RECORD LIST ▸
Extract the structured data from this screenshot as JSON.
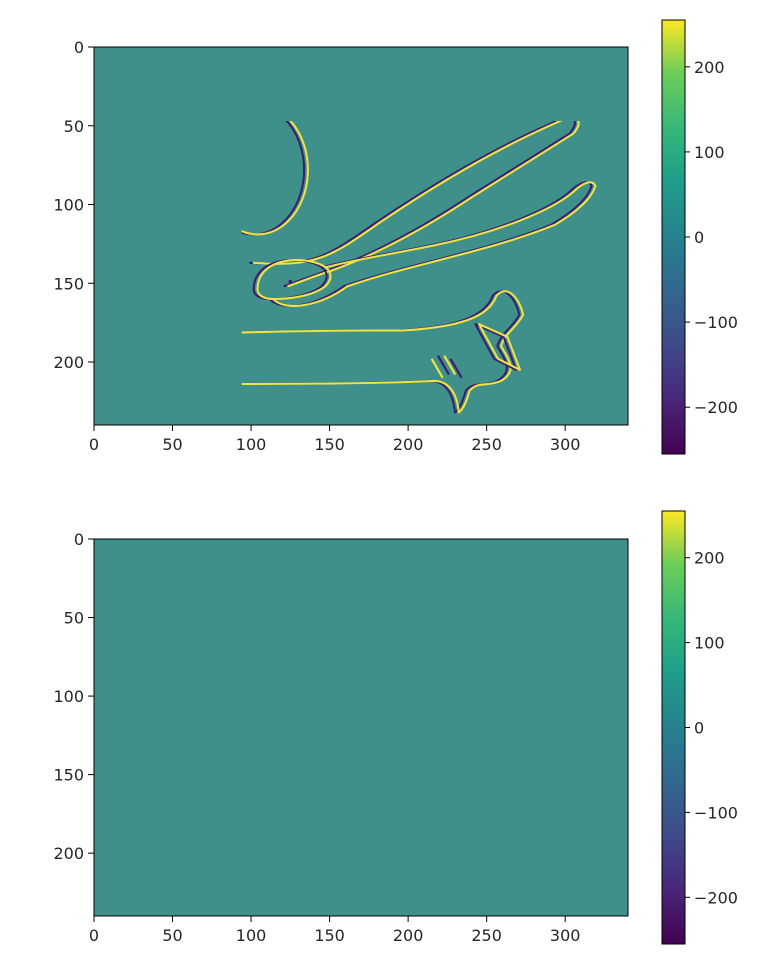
{
  "chart_data": [
    {
      "type": "heatmap",
      "image_size": [
        340,
        240
      ],
      "xlim": [
        0,
        340
      ],
      "ylim": [
        240,
        0
      ],
      "x_ticks": [
        0,
        50,
        100,
        150,
        200,
        250,
        300
      ],
      "y_ticks": [
        0,
        50,
        100,
        150,
        200
      ],
      "colormap": "viridis",
      "background_value": 0,
      "colorbar": {
        "range": [
          -255,
          255
        ],
        "ticks": [
          200,
          100,
          0,
          -100,
          -200
        ],
        "tick_labels": [
          "200",
          "100",
          "0",
          "−100",
          "−200"
        ]
      },
      "edge_orientation": "vertical"
    },
    {
      "type": "heatmap",
      "image_size": [
        340,
        240
      ],
      "xlim": [
        0,
        340
      ],
      "ylim": [
        240,
        0
      ],
      "x_ticks": [
        0,
        50,
        100,
        150,
        200,
        250,
        300
      ],
      "y_ticks": [
        0,
        50,
        100,
        150,
        200
      ],
      "colormap": "viridis",
      "background_value": 0,
      "colorbar": {
        "range": [
          -255,
          255
        ],
        "ticks": [
          200,
          100,
          0,
          -100,
          -200
        ],
        "tick_labels": [
          "200",
          "100",
          "0",
          "−100",
          "−200"
        ]
      },
      "edge_orientation": "horizontal"
    }
  ],
  "colors": {
    "background": "#3f8f8a",
    "positive_edge": "#f0e442",
    "negative_edge": "#3b1f6e",
    "mid_positive": "#7fd34e",
    "mid_negative": "#31588c"
  }
}
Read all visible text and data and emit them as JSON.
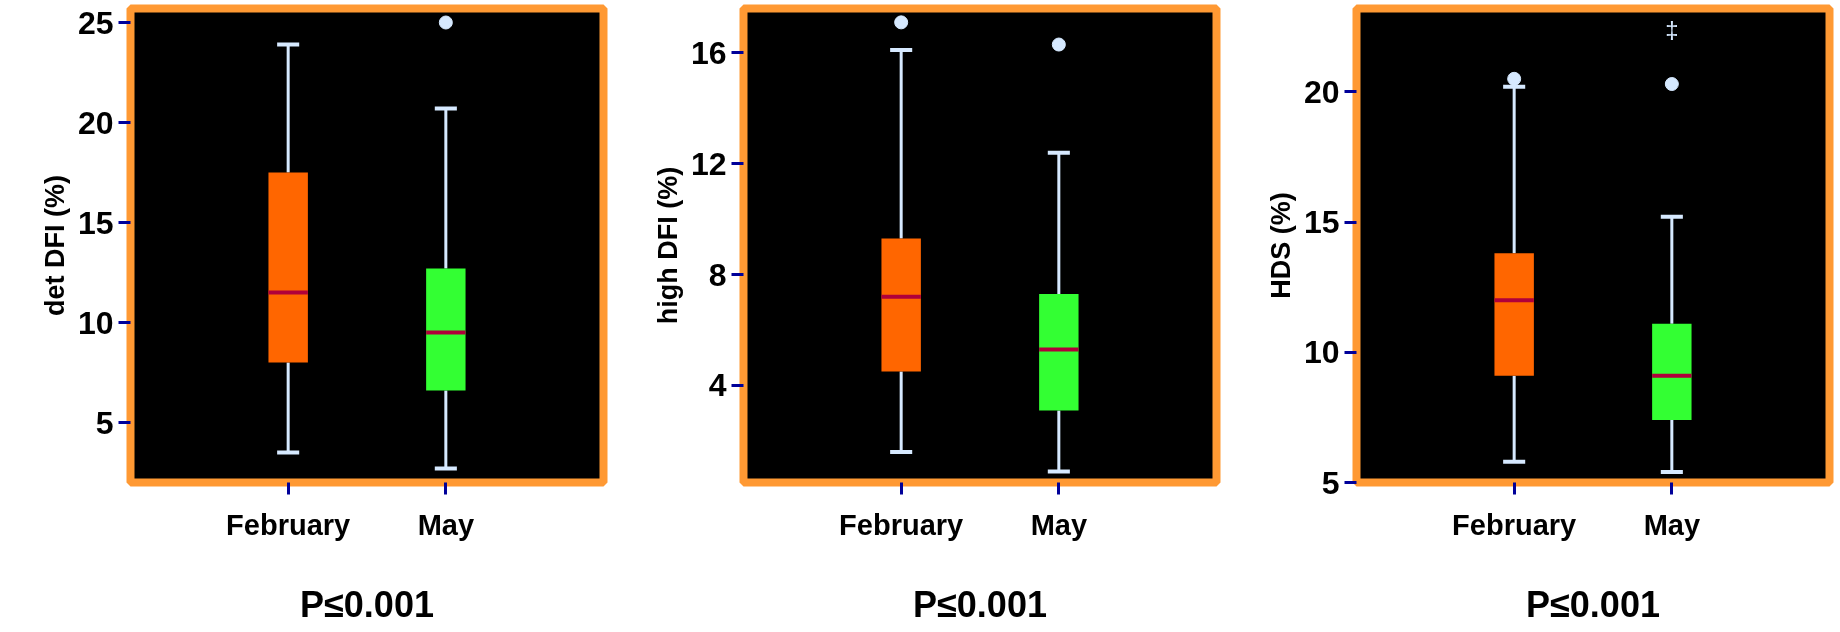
{
  "chart_data": [
    {
      "type": "box",
      "categories": [
        "February",
        "May"
      ],
      "colors": [
        "#ff6600",
        "#33ff33"
      ],
      "ylabel": "det DFI (%)",
      "xlabel": "P≤0.001",
      "ylim": [
        2,
        25.7
      ],
      "yticks": [
        5,
        10,
        15,
        20,
        25
      ],
      "grid": false,
      "boxes": [
        {
          "low": 3.5,
          "q1": 8.0,
          "median": 11.5,
          "q3": 17.5,
          "high": 23.9
        },
        {
          "low": 2.7,
          "q1": 6.6,
          "median": 9.5,
          "q3": 12.7,
          "high": 20.7,
          "outliers": [
            25
          ]
        }
      ]
    },
    {
      "type": "box",
      "categories": [
        "February",
        "May"
      ],
      "colors": [
        "#ff6600",
        "#33ff33"
      ],
      "ylabel": "high DFI (%)",
      "xlabel": "P≤0.001",
      "ylim": [
        0.5,
        17.6
      ],
      "yticks": [
        4,
        8,
        12,
        16
      ],
      "grid": false,
      "boxes": [
        {
          "low": 1.6,
          "q1": 4.5,
          "median": 7.2,
          "q3": 9.3,
          "high": 16.1,
          "outliers": [
            17.1
          ]
        },
        {
          "low": 0.9,
          "q1": 3.1,
          "median": 5.3,
          "q3": 7.3,
          "high": 12.4,
          "outliers": [
            16.3
          ]
        }
      ]
    },
    {
      "type": "box",
      "categories": [
        "February",
        "May"
      ],
      "colors": [
        "#ff6600",
        "#33ff33"
      ],
      "ylabel": "HDS (%)",
      "xlabel": "P≤0.001",
      "ylim": [
        5,
        23.2
      ],
      "yticks": [
        5,
        10,
        15,
        20
      ],
      "grid": false,
      "annotations": [
        "‡"
      ],
      "boxes": [
        {
          "low": 5.8,
          "q1": 9.1,
          "median": 12.0,
          "q3": 13.8,
          "high": 20.2,
          "outliers": [
            20.5
          ]
        },
        {
          "low": 5.4,
          "q1": 7.4,
          "median": 9.1,
          "q3": 11.1,
          "high": 15.2,
          "outliers": [
            20.3
          ]
        }
      ]
    }
  ]
}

INSTRUCTIONS TO FOLLOW ▸ Do not copy the pictures, but repeat every line exactly.

RESPONSE FOR THIS EXERCISE ▸
Extract the structured data from this screenshot as JSON.
{
  "chart_data": [
    {
      "type": "heatmap",
      "image_size": [
        340,
        240
      ],
      "xlim": [
        0,
        340
      ],
      "ylim": [
        240,
        0
      ],
      "x_ticks": [
        0,
        50,
        100,
        150,
        200,
        250,
        300
      ],
      "y_ticks": [
        0,
        50,
        100,
        150,
        200
      ],
      "colormap": "viridis",
      "background_value": 0,
      "colorbar": {
        "range": [
          -255,
          255
        ],
        "ticks": [
          200,
          100,
          0,
          -100,
          -200
        ],
        "tick_labels": [
          "200",
          "100",
          "0",
          "−100",
          "−200"
        ]
      },
      "edge_orientation": "vertical"
    },
    {
      "type": "heatmap",
      "image_size": [
        340,
        240
      ],
      "xlim": [
        0,
        340
      ],
      "ylim": [
        240,
        0
      ],
      "x_ticks": [
        0,
        50,
        100,
        150,
        200,
        250,
        300
      ],
      "y_ticks": [
        0,
        50,
        100,
        150,
        200
      ],
      "colormap": "viridis",
      "background_value": 0,
      "colorbar": {
        "range": [
          -255,
          255
        ],
        "ticks": [
          200,
          100,
          0,
          -100,
          -200
        ],
        "tick_labels": [
          "200",
          "100",
          "0",
          "−100",
          "−200"
        ]
      },
      "edge_orientation": "horizontal"
    }
  ],
  "colors": {
    "background": "#3f8f8a",
    "positive_edge": "#f0e442",
    "negative_edge": "#3b1f6e",
    "mid_positive": "#7fd34e",
    "mid_negative": "#31588c"
  }
}
Read all visible text and data and emit them as JSON.
{
  "chart_data": [
    {
      "type": "box",
      "categories": [
        "February",
        "May"
      ],
      "colors": [
        "#ff6600",
        "#33ff33"
      ],
      "ylabel": "det DFI (%)",
      "xlabel": "P≤0.001",
      "ylim": [
        2,
        25.7
      ],
      "yticks": [
        5,
        10,
        15,
        20,
        25
      ],
      "grid": false,
      "boxes": [
        {
          "low": 3.5,
          "q1": 8.0,
          "median": 11.5,
          "q3": 17.5,
          "high": 23.9
        },
        {
          "low": 2.7,
          "q1": 6.6,
          "median": 9.5,
          "q3": 12.7,
          "high": 20.7,
          "outliers": [
            25
          ]
        }
      ]
    },
    {
      "type": "box",
      "categories": [
        "February",
        "May"
      ],
      "colors": [
        "#ff6600",
        "#33ff33"
      ],
      "ylabel": "high DFI (%)",
      "xlabel": "P≤0.001",
      "ylim": [
        0.5,
        17.6
      ],
      "yticks": [
        4,
        8,
        12,
        16
      ],
      "grid": false,
      "boxes": [
        {
          "low": 1.6,
          "q1": 4.5,
          "median": 7.2,
          "q3": 9.3,
          "high": 16.1,
          "outliers": [
            17.1
          ]
        },
        {
          "low": 0.9,
          "q1": 3.1,
          "median": 5.3,
          "q3": 7.3,
          "high": 12.4,
          "outliers": [
            16.3
          ]
        }
      ]
    },
    {
      "type": "box",
      "categories": [
        "February",
        "May"
      ],
      "colors": [
        "#ff6600",
        "#33ff33"
      ],
      "ylabel": "HDS (%)",
      "xlabel": "P≤0.001",
      "ylim": [
        5,
        23.2
      ],
      "yticks": [
        5,
        10,
        15,
        20
      ],
      "grid": false,
      "annotations": [
        "‡"
      ],
      "boxes": [
        {
          "low": 5.8,
          "q1": 9.1,
          "median": 12.0,
          "q3": 13.8,
          "high": 20.2,
          "outliers": [
            20.5
          ]
        },
        {
          "low": 5.4,
          "q1": 7.4,
          "median": 9.1,
          "q3": 11.1,
          "high": 15.2,
          "outliers": [
            20.3
          ]
        }
      ]
    }
  ]
}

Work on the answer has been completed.